[START Dataset records]
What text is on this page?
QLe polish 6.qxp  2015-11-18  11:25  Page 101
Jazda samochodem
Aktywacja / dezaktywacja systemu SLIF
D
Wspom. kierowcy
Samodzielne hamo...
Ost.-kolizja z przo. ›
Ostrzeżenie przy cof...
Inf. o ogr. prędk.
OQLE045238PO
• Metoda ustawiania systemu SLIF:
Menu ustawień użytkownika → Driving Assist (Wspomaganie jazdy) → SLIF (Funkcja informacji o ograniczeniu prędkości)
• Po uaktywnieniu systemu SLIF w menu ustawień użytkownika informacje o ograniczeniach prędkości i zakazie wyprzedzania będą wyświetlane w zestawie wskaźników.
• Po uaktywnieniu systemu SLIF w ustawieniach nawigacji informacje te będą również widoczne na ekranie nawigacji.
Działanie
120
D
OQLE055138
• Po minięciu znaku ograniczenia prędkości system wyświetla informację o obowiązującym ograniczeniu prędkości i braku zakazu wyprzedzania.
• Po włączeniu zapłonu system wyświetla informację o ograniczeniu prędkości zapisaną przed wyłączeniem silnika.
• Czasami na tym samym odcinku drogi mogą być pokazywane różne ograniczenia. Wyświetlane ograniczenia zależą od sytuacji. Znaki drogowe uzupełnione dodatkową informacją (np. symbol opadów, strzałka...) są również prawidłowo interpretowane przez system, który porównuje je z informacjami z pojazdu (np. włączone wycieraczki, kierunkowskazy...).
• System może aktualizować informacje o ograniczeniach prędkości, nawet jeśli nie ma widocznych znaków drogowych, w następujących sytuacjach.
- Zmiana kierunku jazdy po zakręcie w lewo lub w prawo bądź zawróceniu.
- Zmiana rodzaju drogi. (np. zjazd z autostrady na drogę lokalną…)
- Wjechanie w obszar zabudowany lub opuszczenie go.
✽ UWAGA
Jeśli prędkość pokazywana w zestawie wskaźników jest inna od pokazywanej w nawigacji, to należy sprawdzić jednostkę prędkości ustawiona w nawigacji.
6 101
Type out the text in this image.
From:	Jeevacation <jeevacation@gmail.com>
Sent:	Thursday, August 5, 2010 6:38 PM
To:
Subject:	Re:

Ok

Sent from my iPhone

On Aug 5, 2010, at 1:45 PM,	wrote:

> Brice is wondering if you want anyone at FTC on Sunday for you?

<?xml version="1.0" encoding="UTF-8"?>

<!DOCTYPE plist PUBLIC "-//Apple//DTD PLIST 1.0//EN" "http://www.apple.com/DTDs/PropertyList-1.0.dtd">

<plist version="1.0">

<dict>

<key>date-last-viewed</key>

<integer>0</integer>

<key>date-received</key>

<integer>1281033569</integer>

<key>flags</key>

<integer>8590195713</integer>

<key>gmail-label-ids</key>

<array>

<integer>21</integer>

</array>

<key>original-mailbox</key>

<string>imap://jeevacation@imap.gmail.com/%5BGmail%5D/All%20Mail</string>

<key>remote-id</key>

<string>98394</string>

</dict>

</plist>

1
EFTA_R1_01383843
[END Dataset records]
| What you need to do |
Repeat word for word every line from the one that holds "Type out the text in this image." to the end. Both ends count.

| Task result |
Type out the text in this image.
From:	Jeevacation <jeevacation@gmail.com>
Sent:	Thursday, August 5, 2010 6:38 PM
To:
Subject:	Re:

Ok

Sent from my iPhone

On Aug 5, 2010, at 1:45 PM,	wrote:

> Brice is wondering if you want anyone at FTC on Sunday for you?

<?xml version="1.0" encoding="UTF-8"?>

<!DOCTYPE plist PUBLIC "-//Apple//DTD PLIST 1.0//EN" "http://www.apple.com/DTDs/PropertyList-1.0.dtd">

<plist version="1.0">

<dict>

<key>date-last-viewed</key>

<integer>0</integer>

<key>date-received</key>

<integer>1281033569</integer>

<key>flags</key>

<integer>8590195713</integer>

<key>gmail-label-ids</key>

<array>

<integer>21</integer>

</array>

<key>original-mailbox</key>

<string>imap://jeevacation@imap.gmail.com/%5BGmail%5D/All%20Mail</string>

<key>remote-id</key>

<string>98394</string>

</dict>

</plist>

1
EFTA_R1_01383843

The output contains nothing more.